EXTRAIT PROPOSÉ

2.2 Université pluriépistémique : revitaliser les cultures et les identités des groupes minorisés

L’orientation pluriépistémique vise à ce que l’UFSB contribue au processus de revitalisation des cultures et des identités des groupes minorisés sur son territoire. Cette orientation s’appuie sur le concept d’écologie des savoirs, c’est-à-dire la reconnaissance d’une diversité de modes de production de connaissances dont la science moderne n’est qu’un exemple parmi d’autres (Sousa-Santos, 2003), et sur celui de communauté épistémique, soit une « université en tant qu’espace public de partage et de production de connaissances dans lequel citoyens et groupes sociaux peuvent agir autrement qu’en tant qu’apprenants » [traduction libre] (UFSB, 2014, p. 25). Elle se reflète dans le PO de trois façons dans l’architecture pédagogique proposée : un espace commun de formation, le recours à une pluralité de modes de mobilisation des savoirs et la reconnaissance de la diversité de ces derniers.

En plus de ses visées de soutien aux étudiants provenant des CUNI, la FG, par le fait qu’elle soit commune à tous les programmes de 1er cycle de l’université, peu importe leur champ disciplinaire, met en lumière l’importance accordée à l’interdisciplinarité dans les pratiques de formation de l’UFSB. Définie dans le PO comme un « [p]rocessus commun d’enseignement-apprentissage, offrant une vision interdisciplinaire du monde, de la société et du sujet humain, à partir de l’environnement universitaire » [traduction libre] (UFSB, 2014, p. 50), elle se déroule tout au long de la première année et se compose de différents blocs structurés autour d’enjeux (et non de disciplines), dont un abordant les relations université-société qui vise à développer chez les étudiants une conscience critique par rapport à l’université et aux connaissances au sein des sociétés contemporaines.

Les approches pédagogiques sur lesquelles repose la FG sont un autre exemple de cette orientation d’une université pluriépistémique. En effet, le PO affirme explicitement que « [d]ans tous les cas sont favorisées les pratiques d’enseignement-apprentissage actives, réalisées en équipe au détriment des cours magistraux » [traduction libre] (UFSB, 2014, p. 7). Ainsi, le professeur doit assumer le rôle de médiateur au sein d’un espace démocratique et non celui de promoteur d’explications ou de classifications ancrées dans un champ disciplinaire précis.

Enfin, une autre proposition audacieuse du PO, et plus particulièrement de la résolution 20/2015 (UFSB, 2015) qui régule l’offre de la FG, constitue les Encontros de Saberes visant à promouvoir l’insertion des savoirs traditionnels dans l’enseignement formel à l’université. S’inscrivant dans une perspective de décolonisation des savoirs (Carvalho, 2020; Jardim, 2018), ces Encontros de Saberes reposent sur l’invitation de sages et de représentants des populations et communautés traditionnelles établies sur le territoire pour animer des séances de cours afin d’établir un dialogue interculturel entre les savoirs des communautés et ceux de l’académie. Étant donné que ces sages n’ont pas de diplômes universitaires qui les qualifient comme enseignants postsecondaires, cette résolution reconnaît leur légitimité institutionnelle en garantissant une place aux savoirs négligés des groupes minorisés dans les curricula.

JEU DE DONNÉES
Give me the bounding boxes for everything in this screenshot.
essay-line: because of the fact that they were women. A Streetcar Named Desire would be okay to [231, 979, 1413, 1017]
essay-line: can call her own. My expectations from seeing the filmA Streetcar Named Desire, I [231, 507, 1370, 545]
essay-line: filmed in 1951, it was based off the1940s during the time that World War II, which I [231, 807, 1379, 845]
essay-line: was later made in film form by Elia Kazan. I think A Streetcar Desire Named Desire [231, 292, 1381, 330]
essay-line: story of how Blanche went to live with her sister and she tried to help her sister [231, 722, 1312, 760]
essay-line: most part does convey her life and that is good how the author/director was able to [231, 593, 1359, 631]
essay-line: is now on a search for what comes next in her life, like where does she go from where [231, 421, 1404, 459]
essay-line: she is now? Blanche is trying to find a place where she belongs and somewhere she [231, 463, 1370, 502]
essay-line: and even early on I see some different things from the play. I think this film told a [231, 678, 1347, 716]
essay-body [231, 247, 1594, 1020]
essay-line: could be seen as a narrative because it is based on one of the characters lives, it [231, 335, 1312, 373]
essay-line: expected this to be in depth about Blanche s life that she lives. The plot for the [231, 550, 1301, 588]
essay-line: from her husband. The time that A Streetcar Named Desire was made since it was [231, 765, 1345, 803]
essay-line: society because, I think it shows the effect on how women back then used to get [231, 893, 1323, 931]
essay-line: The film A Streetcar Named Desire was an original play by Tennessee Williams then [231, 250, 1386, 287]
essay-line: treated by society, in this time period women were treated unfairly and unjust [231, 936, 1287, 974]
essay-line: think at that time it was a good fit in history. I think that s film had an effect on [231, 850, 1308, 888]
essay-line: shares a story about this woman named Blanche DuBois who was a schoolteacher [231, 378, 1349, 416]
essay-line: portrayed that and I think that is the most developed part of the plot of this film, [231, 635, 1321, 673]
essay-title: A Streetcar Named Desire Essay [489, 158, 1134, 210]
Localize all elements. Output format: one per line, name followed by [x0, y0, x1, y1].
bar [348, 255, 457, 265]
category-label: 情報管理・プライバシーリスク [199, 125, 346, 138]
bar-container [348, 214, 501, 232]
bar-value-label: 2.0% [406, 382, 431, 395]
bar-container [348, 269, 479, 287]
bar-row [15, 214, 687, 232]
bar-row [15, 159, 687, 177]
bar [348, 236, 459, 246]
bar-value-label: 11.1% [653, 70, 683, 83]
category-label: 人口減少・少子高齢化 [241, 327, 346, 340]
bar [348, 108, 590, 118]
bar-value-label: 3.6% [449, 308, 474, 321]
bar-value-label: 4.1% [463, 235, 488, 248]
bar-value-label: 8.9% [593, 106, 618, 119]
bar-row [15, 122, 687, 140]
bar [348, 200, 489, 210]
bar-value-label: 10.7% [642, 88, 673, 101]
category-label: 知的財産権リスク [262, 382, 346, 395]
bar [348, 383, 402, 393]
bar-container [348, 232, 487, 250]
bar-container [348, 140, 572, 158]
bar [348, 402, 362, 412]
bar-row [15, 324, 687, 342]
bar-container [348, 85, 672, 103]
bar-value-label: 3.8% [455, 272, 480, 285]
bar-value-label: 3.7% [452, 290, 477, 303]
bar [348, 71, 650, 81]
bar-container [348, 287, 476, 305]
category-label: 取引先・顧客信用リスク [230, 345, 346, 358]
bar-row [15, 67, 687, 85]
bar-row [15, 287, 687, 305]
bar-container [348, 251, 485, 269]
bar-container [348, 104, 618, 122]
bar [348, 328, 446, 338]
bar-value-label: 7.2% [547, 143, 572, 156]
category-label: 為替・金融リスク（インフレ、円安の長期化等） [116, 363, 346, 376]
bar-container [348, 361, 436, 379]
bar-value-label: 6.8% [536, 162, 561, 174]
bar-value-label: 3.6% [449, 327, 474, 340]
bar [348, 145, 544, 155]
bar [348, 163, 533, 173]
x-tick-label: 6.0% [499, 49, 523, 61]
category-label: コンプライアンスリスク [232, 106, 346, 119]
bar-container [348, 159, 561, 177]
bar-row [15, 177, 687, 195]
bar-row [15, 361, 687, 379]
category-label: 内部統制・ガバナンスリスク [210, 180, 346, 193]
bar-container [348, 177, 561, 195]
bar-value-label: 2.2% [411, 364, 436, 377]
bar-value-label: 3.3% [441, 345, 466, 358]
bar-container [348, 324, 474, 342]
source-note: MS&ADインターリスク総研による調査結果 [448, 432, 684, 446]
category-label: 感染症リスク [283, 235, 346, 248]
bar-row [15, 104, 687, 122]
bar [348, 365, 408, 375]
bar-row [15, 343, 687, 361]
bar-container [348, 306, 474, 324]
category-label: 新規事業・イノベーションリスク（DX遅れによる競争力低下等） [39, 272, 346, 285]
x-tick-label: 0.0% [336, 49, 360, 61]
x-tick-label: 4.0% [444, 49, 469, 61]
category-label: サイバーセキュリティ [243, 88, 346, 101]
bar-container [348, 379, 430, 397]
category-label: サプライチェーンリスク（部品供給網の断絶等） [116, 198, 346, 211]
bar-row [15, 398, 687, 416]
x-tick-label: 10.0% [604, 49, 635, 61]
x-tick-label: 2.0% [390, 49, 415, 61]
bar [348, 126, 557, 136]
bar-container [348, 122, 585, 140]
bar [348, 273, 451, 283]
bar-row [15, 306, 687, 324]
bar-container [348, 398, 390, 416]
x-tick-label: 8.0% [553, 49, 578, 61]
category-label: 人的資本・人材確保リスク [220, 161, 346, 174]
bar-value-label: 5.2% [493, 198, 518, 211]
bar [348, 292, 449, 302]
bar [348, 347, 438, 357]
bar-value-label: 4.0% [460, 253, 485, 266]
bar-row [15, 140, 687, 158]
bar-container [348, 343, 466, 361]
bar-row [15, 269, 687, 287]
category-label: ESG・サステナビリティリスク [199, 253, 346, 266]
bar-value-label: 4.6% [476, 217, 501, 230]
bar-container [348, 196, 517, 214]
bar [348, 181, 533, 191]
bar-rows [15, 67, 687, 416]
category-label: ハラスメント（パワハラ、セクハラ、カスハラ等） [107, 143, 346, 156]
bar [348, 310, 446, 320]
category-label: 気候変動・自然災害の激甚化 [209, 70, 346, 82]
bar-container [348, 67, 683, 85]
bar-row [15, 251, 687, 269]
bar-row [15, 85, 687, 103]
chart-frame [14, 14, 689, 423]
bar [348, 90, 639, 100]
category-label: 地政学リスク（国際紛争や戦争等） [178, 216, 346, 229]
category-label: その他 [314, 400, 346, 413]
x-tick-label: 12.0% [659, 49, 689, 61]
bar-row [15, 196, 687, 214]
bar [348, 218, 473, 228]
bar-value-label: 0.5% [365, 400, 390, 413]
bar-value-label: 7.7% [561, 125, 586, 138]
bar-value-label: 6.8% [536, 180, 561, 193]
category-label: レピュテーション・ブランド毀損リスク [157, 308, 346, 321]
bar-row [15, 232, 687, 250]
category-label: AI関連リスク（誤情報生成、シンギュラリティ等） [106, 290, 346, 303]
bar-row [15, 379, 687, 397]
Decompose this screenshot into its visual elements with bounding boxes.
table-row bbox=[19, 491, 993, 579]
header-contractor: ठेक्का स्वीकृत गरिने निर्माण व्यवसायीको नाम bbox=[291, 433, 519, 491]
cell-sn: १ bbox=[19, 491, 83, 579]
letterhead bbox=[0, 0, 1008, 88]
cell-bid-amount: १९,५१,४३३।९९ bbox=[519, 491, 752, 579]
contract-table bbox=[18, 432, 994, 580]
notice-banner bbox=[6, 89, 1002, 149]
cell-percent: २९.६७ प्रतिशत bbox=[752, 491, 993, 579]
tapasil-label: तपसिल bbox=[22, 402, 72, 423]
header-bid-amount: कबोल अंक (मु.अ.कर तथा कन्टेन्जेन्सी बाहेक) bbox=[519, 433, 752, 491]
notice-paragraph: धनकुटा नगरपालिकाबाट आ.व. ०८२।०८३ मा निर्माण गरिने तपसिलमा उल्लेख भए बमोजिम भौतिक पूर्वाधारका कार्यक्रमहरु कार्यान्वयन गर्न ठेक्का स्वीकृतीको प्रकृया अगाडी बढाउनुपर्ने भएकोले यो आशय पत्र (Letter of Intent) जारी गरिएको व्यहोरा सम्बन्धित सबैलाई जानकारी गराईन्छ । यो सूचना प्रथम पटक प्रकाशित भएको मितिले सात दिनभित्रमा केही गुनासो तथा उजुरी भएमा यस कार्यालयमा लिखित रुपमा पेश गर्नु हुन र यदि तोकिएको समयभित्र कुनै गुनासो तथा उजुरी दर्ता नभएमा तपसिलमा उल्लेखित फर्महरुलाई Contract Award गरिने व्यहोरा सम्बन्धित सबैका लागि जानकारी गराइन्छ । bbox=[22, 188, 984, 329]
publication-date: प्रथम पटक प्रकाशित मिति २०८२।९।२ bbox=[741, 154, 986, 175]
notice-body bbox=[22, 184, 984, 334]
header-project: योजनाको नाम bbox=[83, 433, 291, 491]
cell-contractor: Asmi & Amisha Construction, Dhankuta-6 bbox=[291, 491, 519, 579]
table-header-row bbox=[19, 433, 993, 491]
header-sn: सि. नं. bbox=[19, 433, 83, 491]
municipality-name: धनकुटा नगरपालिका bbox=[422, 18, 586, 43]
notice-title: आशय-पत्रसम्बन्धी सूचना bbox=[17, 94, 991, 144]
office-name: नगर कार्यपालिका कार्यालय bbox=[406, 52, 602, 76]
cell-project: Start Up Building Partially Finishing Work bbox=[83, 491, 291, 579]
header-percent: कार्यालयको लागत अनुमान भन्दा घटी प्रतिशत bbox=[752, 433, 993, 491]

EXERCICE
Rédigez la suite de l'extrait consacré à l'université pluriépistémique de l'UFSB, en reprenant après sa dernière phrase.

RÉPONSE À L'EXERCICE
Ainsi, ces deux orientations, populaire et pluriépistémique, mettent en lumière les considérations qui justifient le choix du cas de l’UFSB au centre de cette contribution. Mentionnons cependant ici que le PO aborde ces orientations de manière imbriquée et que le choix de les séparer repose sur des arguments de lisibilité. Cette imbrication pourrait être illustrée à travers l’extrait suivant, où le PO explicite comment la diversité des étudiants générée à l’intérieur de l’université par l’orientation d’une université populaire devient le matériel permettant à cette même université de se réclamer pluriépistémique, c’est-à-dire de reconnaître et de valoriser la diversité des savoirs en son sein : « […] l’écologie des savoirs peut produire un mouvement de révolution épistémologique, considérant l’engagement du milieu universitaire envers la collectivité non pas à l’extérieur de celui-ci, mais de l’extérieur vers l’intérieur » [traduction libre] (UFSB, 2014, p. 25).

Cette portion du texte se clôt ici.